Stored items from a collection:
[start]
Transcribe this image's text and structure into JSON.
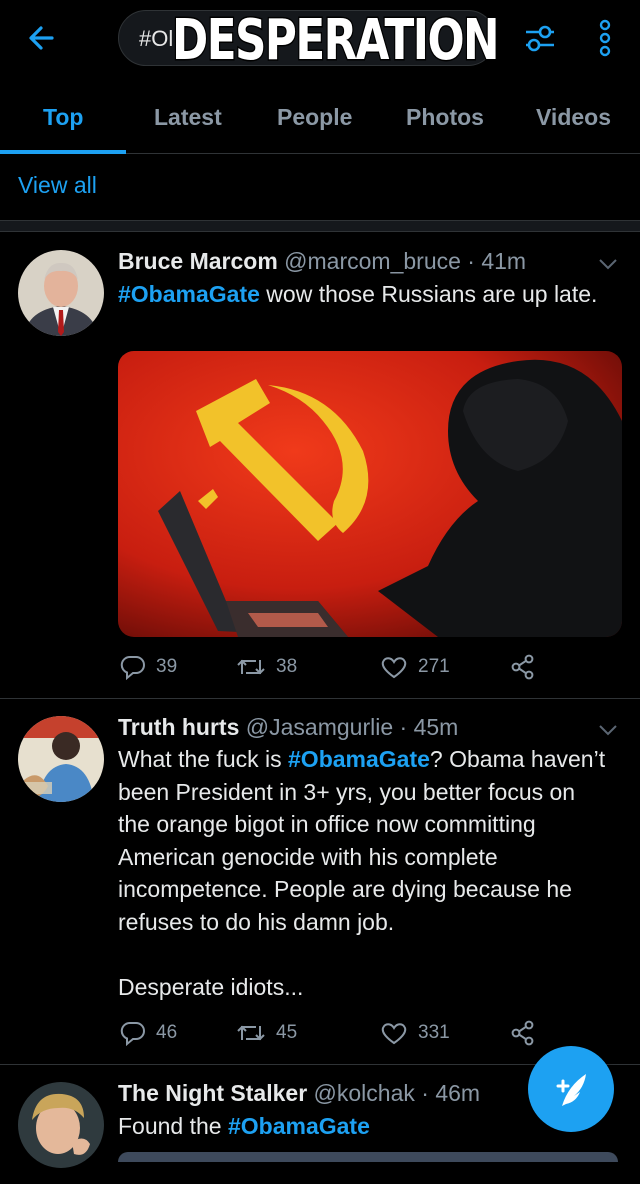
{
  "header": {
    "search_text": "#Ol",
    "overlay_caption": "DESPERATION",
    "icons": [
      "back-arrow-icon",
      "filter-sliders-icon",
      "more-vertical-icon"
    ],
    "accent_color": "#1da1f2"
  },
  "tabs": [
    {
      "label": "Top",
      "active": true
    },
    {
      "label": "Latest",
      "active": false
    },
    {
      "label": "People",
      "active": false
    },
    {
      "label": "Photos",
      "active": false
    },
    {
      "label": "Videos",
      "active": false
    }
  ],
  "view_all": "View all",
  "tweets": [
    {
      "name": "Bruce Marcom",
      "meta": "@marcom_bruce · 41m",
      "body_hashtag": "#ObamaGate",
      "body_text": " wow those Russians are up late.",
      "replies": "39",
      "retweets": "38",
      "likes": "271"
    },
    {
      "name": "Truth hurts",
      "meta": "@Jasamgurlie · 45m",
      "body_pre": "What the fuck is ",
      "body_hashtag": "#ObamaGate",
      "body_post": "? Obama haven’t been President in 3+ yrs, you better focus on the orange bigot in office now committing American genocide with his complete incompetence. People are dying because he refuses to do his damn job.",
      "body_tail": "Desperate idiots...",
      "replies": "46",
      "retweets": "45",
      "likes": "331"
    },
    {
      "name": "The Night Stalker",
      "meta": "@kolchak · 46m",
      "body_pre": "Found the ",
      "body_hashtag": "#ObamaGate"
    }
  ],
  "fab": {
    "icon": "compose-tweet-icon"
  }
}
[end]
Written exercise: Collect every line above that contains the word "People".

The answer:
      "label": "People",
      "body_post": "? Obama haven’t been President in 3+ yrs, you better focus on the orange bigot in office now committing American genocide with his complete incompetence. People are dying because he refuses to do his damn job.",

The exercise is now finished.